What the exercise asks:
Identify the lines that include the word "this", then copy all of them.

Material supplied:
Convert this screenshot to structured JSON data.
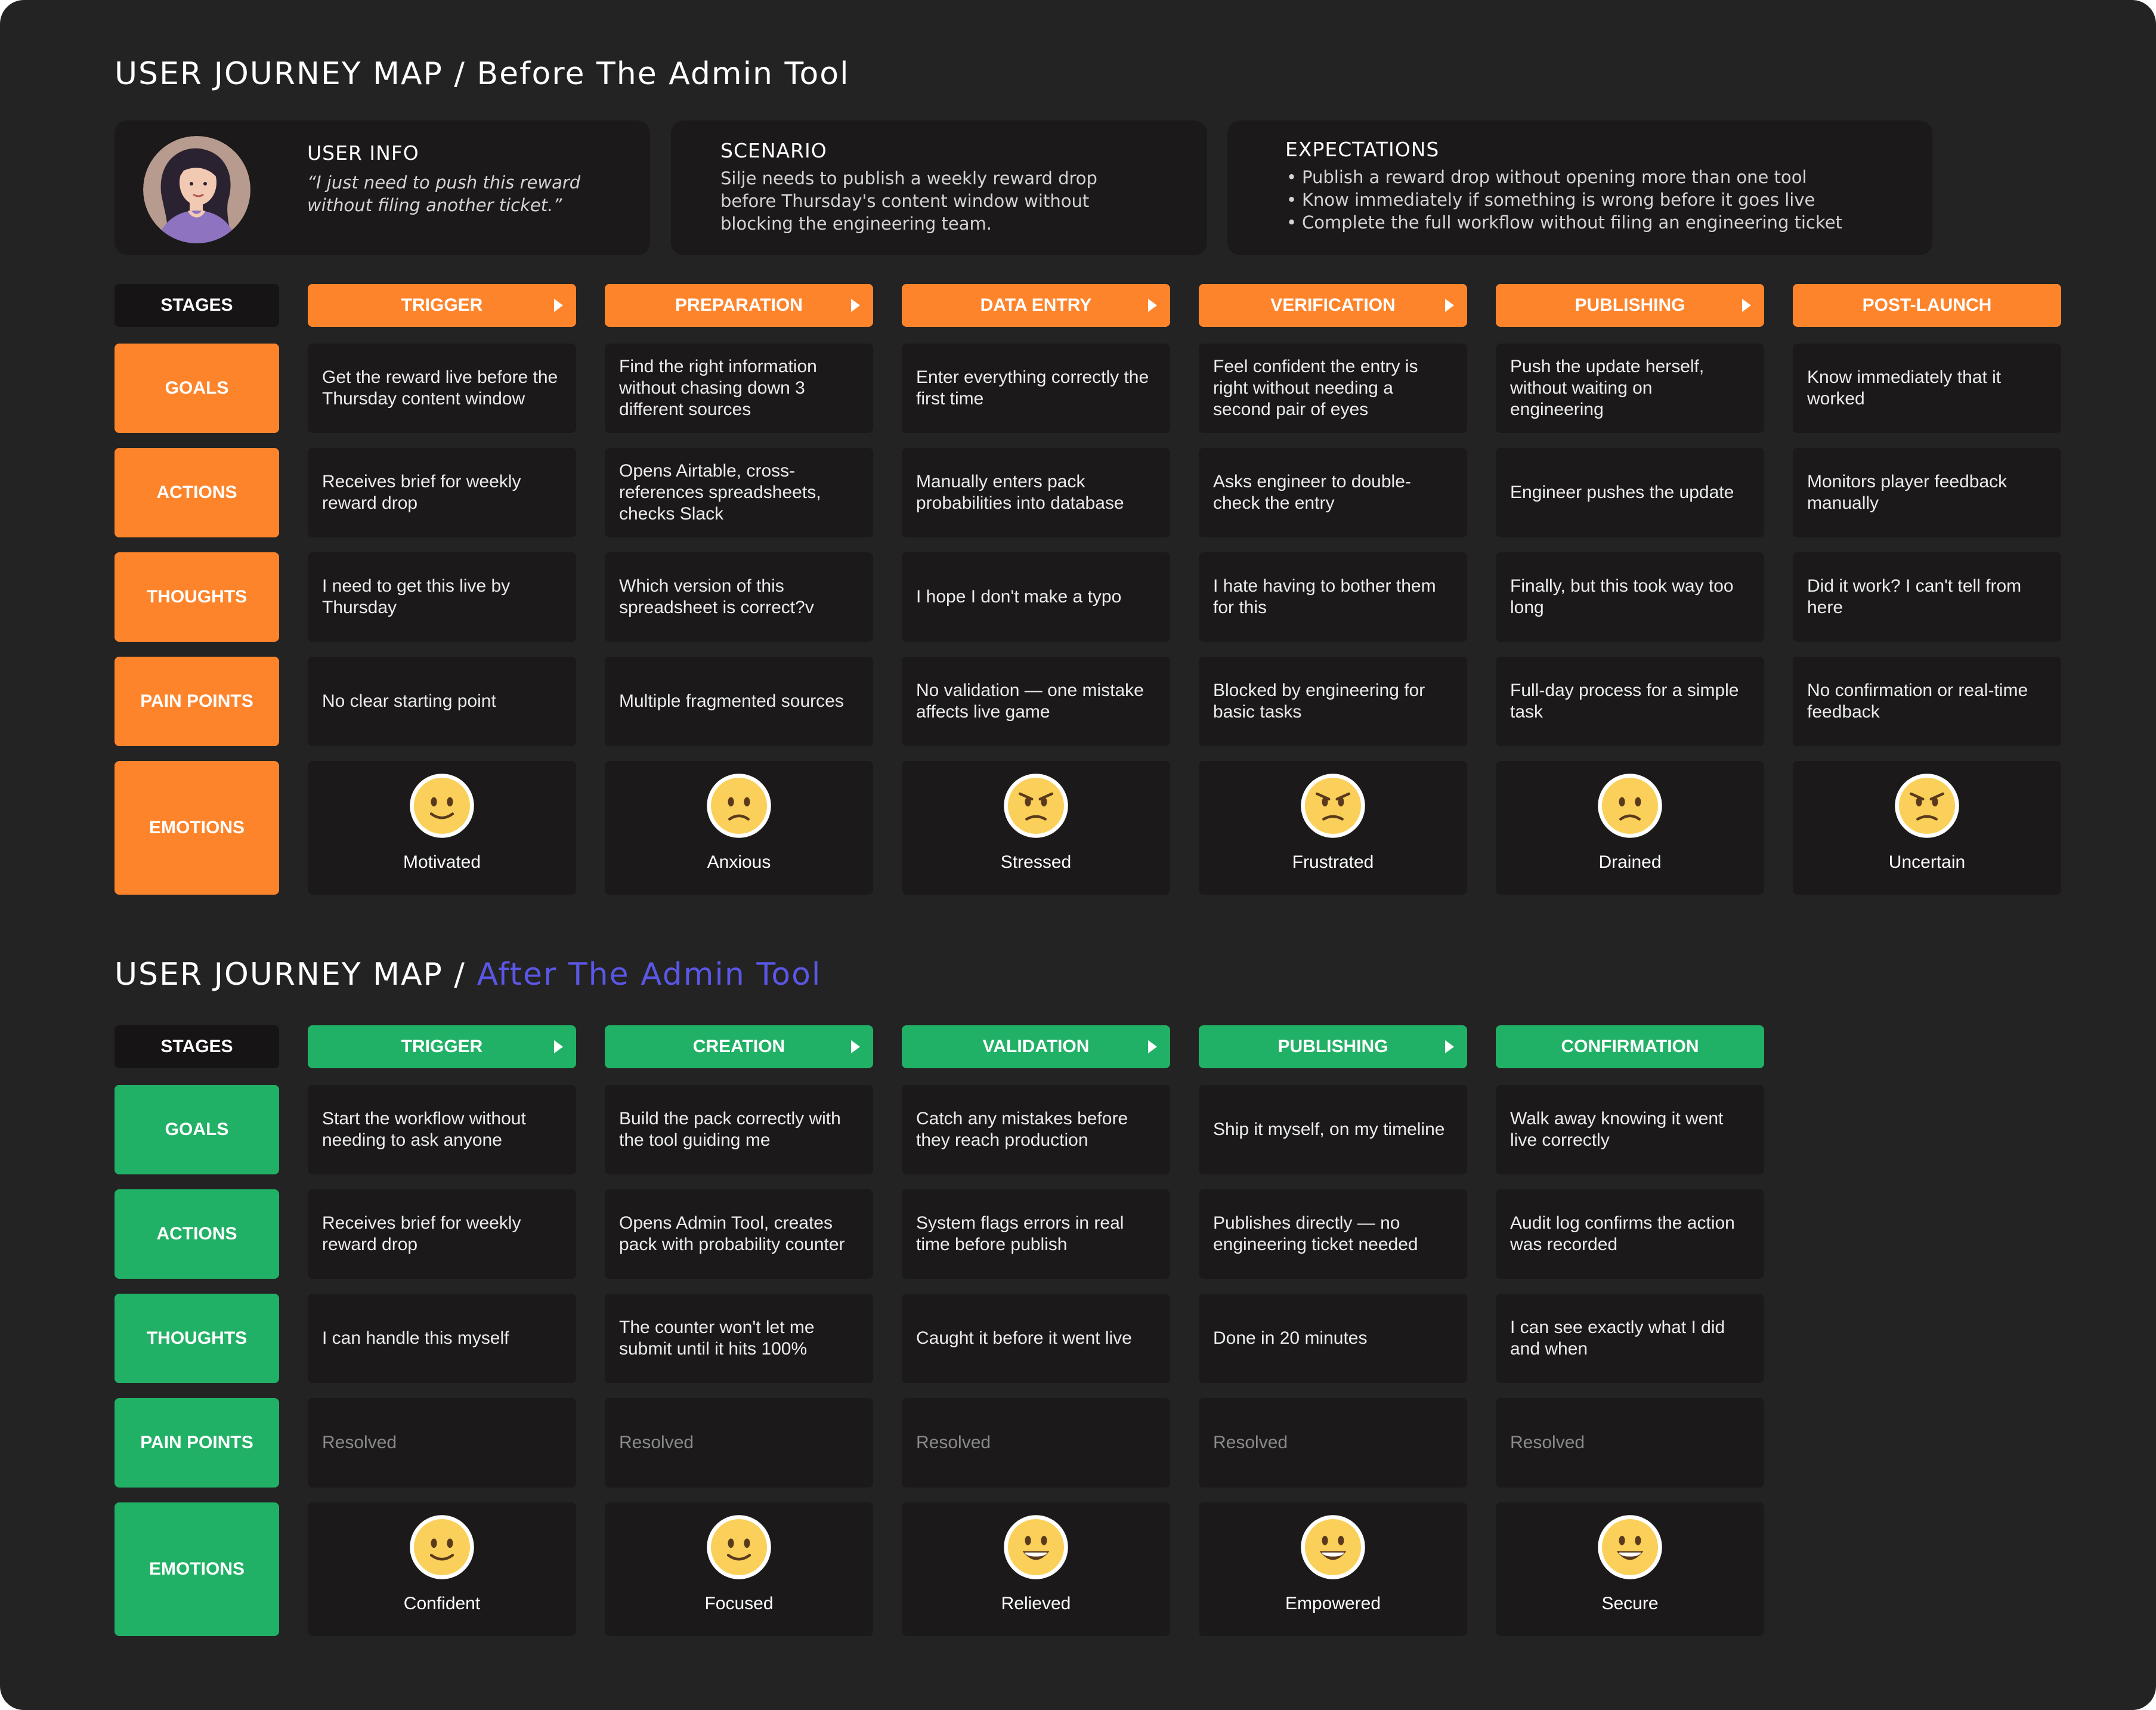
{
  "before": {
    "title_prefix": "USER JOURNEY MAP / ",
    "title_suffix": "Before The Admin Tool",
    "user_info": {
      "heading": "USER INFO",
      "quote_line1": "“I just need to push this reward",
      "quote_line2": "without filing another ticket.”"
    },
    "scenario": {
      "heading": "SCENARIO",
      "line1": "Silje needs to publish a weekly reward drop",
      "line2": "before Thursday's content window without",
      "line3": "blocking the engineering team."
    },
    "expectations": {
      "heading": "EXPECTATIONS",
      "items": [
        "Publish a reward drop without opening more than one tool",
        "Know immediately if something is wrong before it goes live",
        "Complete the full workflow without filing an engineering ticket"
      ]
    },
    "stages_label": "STAGES",
    "stages": [
      "TRIGGER",
      "PREPARATION",
      "DATA ENTRY",
      "VERIFICATION",
      "PUBLISHING",
      "POST-LAUNCH"
    ],
    "row_labels": {
      "goals": "GOALS",
      "actions": "ACTIONS",
      "thoughts": "THOUGHTS",
      "pain_points": "PAIN POINTS",
      "emotions": "EMOTIONS"
    },
    "goals": [
      "Get the reward live before the Thursday content window",
      "Find the right information without chasing down 3 different sources",
      "Enter everything correctly the first time",
      "Feel confident the entry is right without needing a second pair of eyes",
      "Push the update herself, without waiting on engineering",
      "Know immediately that it worked"
    ],
    "actions": [
      "Receives brief for weekly reward drop",
      "Opens Airtable, cross-references spreadsheets, checks Slack",
      "Manually enters pack probabilities into database",
      "Asks engineer to double-check the entry",
      "Engineer pushes the update",
      "Monitors player feedback manually"
    ],
    "thoughts": [
      "I need to get this live by Thursday",
      "Which version of this spreadsheet is correct?v",
      "I hope I don't make a typo",
      "I hate having to bother them for this",
      "Finally, but this took way too long",
      "Did it work? I can't tell from here"
    ],
    "pain_points": [
      "No clear starting point",
      "Multiple fragmented sources",
      "No validation — one mistake affects live game",
      "Blocked by engineering for basic tasks",
      "Full-day process for a simple task",
      "No confirmation or real-time feedback"
    ],
    "emotions": [
      {
        "label": "Motivated",
        "icon": "slight-smile-emoji"
      },
      {
        "label": "Anxious",
        "icon": "worried-face-emoji"
      },
      {
        "label": "Stressed",
        "icon": "angry-face-emoji"
      },
      {
        "label": "Frustrated",
        "icon": "angry-face-emoji"
      },
      {
        "label": "Drained",
        "icon": "worried-face-emoji"
      },
      {
        "label": "Uncertain",
        "icon": "angry-face-emoji"
      }
    ]
  },
  "after": {
    "title_prefix": "USER JOURNEY MAP / ",
    "title_suffix": "After The Admin Tool",
    "stages_label": "STAGES",
    "stages": [
      "TRIGGER",
      "CREATION",
      "VALIDATION",
      "PUBLISHING",
      "CONFIRMATION"
    ],
    "row_labels": {
      "goals": "GOALS",
      "actions": "ACTIONS",
      "thoughts": "THOUGHTS",
      "pain_points": "PAIN POINTS",
      "emotions": "EMOTIONS"
    },
    "goals": [
      "Start the workflow without needing to ask anyone",
      "Build the pack correctly with the tool guiding me",
      "Catch any mistakes before they reach production",
      "Ship it myself, on my timeline",
      "Walk away knowing it went live correctly"
    ],
    "actions": [
      "Receives brief for weekly reward drop",
      "Opens Admin Tool, creates pack with probability counter",
      "System flags errors in real time before publish",
      "Publishes directly — no engineering ticket needed",
      "Audit log confirms the action was recorded"
    ],
    "thoughts": [
      "I can handle this myself",
      "The counter won't let me submit until it hits 100%",
      "Caught it before it went live",
      "Done in 20 minutes",
      "I can see exactly what I did and when"
    ],
    "pain_points": [
      "Resolved",
      "Resolved",
      "Resolved",
      "Resolved",
      "Resolved"
    ],
    "emotions": [
      {
        "label": "Confident",
        "icon": "slight-smile-emoji"
      },
      {
        "label": "Focused",
        "icon": "slight-smile-emoji"
      },
      {
        "label": "Relieved",
        "icon": "grinning-face-emoji"
      },
      {
        "label": "Empowered",
        "icon": "grinning-face-emoji"
      },
      {
        "label": "Secure",
        "icon": "grinning-face-emoji"
      }
    ]
  },
  "colors": {
    "background": "#232323",
    "card": "#1b1919",
    "before_accent": "#fe842b",
    "after_accent": "#21b166",
    "title_accent": "#5b57e6",
    "emoji_yellow": "#fbd05a"
  }
}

Finished answer:
Convert this screenshot to structured JSON data.
      "quote_line1": "“I just need to push this reward",
      "I need to get this live by Thursday",
      "Which version of this spreadsheet is correct?v",
      "I hate having to bother them for this",
      "Finally, but this took way too long",
      "I can handle this myself",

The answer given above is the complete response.